Goal. Check every line below for the word "been" and show those that hold it.

Exercise input.
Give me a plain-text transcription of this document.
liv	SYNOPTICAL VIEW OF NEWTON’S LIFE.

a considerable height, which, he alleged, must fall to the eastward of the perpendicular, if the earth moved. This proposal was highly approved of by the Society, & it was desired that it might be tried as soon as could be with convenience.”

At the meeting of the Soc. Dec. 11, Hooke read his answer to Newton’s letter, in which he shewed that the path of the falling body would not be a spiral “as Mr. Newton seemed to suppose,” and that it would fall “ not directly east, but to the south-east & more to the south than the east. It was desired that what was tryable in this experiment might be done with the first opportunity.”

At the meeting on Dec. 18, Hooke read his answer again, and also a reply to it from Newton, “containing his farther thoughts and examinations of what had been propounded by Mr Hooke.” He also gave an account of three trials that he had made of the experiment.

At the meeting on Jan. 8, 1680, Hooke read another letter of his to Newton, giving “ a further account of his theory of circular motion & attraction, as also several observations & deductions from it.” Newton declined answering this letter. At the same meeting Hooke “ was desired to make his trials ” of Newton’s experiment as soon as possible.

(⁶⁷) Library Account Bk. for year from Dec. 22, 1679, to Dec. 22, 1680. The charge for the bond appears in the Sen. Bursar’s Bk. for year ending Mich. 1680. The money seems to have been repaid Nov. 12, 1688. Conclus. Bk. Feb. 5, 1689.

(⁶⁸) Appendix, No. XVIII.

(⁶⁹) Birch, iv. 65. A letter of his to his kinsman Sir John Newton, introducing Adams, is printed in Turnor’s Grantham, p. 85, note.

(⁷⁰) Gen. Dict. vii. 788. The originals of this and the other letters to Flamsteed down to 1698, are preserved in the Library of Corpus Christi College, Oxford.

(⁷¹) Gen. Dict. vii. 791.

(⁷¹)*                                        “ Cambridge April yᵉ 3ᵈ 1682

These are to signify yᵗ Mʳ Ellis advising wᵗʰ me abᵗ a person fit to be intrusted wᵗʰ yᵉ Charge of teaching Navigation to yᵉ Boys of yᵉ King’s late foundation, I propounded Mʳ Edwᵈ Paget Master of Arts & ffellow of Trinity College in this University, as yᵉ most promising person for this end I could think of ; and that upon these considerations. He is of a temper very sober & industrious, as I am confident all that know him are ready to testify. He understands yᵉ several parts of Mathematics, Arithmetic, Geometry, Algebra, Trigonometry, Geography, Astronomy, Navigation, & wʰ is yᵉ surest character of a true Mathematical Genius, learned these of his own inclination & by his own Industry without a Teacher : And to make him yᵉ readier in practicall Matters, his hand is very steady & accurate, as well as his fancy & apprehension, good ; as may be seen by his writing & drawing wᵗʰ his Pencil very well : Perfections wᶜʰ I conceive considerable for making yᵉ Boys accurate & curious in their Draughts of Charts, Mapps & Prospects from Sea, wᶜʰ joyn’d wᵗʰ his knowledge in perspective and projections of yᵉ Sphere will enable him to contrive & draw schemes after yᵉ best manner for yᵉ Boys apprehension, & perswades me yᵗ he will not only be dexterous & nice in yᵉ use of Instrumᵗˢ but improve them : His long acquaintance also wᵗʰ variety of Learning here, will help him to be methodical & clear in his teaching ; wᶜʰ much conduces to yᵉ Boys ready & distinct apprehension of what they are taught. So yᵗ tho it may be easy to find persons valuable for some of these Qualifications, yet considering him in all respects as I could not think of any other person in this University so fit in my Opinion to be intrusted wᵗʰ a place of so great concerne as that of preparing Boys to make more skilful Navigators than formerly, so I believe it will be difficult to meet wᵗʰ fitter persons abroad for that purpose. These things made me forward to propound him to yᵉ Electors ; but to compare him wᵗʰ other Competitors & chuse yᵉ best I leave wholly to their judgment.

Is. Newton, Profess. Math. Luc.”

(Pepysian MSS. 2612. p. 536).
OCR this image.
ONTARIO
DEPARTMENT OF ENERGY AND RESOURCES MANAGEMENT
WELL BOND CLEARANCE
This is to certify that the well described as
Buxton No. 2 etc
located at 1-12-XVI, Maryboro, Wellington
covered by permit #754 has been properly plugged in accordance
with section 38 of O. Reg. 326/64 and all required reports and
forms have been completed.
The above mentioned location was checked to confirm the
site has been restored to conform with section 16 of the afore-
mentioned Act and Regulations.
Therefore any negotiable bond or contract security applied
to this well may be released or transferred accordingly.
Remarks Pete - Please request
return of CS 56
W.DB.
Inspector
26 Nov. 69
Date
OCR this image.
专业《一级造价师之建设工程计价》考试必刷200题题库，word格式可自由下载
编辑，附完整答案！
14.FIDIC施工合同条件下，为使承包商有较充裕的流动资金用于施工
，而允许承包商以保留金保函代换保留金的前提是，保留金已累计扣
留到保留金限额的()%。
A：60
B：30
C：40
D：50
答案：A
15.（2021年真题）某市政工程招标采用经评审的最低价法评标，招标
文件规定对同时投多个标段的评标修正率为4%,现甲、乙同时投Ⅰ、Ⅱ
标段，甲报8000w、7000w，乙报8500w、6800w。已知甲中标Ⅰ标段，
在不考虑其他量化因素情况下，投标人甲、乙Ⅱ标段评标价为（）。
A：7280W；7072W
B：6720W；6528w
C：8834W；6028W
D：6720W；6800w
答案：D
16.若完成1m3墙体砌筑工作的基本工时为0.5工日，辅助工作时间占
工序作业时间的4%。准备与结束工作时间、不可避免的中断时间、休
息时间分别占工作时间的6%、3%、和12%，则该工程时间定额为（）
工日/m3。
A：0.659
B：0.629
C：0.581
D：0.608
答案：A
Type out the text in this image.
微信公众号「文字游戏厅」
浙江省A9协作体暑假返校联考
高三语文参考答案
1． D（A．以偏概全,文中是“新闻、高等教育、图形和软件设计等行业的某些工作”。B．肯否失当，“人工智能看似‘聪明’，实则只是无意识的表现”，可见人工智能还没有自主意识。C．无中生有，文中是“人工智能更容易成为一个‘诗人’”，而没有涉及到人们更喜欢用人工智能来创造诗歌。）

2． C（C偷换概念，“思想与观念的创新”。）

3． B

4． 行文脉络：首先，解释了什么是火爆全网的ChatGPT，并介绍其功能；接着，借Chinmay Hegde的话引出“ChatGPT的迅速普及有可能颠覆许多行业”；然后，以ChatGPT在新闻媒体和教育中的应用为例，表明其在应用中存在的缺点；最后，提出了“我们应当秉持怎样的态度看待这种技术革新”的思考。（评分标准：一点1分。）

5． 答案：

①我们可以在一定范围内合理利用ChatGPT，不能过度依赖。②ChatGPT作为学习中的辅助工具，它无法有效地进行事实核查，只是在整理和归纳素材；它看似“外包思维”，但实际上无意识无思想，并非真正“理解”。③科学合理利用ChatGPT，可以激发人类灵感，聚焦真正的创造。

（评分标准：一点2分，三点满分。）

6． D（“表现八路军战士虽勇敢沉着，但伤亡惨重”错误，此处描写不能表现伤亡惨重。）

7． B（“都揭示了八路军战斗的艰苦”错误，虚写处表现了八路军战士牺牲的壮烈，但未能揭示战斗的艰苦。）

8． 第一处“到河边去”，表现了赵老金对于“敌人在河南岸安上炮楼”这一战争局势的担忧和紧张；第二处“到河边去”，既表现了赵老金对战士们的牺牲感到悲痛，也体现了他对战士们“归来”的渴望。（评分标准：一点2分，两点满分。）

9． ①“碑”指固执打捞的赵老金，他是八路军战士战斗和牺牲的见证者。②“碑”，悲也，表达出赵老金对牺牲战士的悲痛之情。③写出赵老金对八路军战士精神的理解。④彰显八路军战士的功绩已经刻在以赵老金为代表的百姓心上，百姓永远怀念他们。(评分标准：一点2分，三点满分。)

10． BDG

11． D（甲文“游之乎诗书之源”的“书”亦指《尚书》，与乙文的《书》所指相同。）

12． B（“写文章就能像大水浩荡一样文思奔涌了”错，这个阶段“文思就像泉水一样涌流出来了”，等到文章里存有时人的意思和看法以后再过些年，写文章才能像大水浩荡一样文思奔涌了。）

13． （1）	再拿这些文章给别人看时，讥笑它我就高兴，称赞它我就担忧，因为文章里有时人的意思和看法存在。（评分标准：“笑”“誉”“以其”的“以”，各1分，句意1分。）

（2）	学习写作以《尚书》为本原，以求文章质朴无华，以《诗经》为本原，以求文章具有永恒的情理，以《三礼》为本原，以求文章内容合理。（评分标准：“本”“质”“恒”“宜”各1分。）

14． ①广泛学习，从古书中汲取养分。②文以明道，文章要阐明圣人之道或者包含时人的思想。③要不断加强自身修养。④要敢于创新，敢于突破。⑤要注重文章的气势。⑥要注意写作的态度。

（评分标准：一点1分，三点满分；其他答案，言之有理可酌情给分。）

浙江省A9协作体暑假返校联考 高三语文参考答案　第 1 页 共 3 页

Task response.
At the meeting on Dec. 18, Hooke read his answer again, and also a reply to it from Newton, “containing his farther thoughts and examinations of what had been propounded by Mr Hooke.” He also gave an account of three trials that he had made of the experiment.
(⁶⁷) Library Account Bk. for year from Dec. 22, 1679, to Dec. 22, 1680. The charge for the bond appears in the Sen. Bursar’s Bk. for year ending Mich. 1680. The money seems to have been repaid Nov. 12, 1688. Conclus. Bk. Feb. 5, 1689.
covered by permit #754 has been properly plugged in accordance
forms have been completed.
site has been restored to conform with section 16 of the afore-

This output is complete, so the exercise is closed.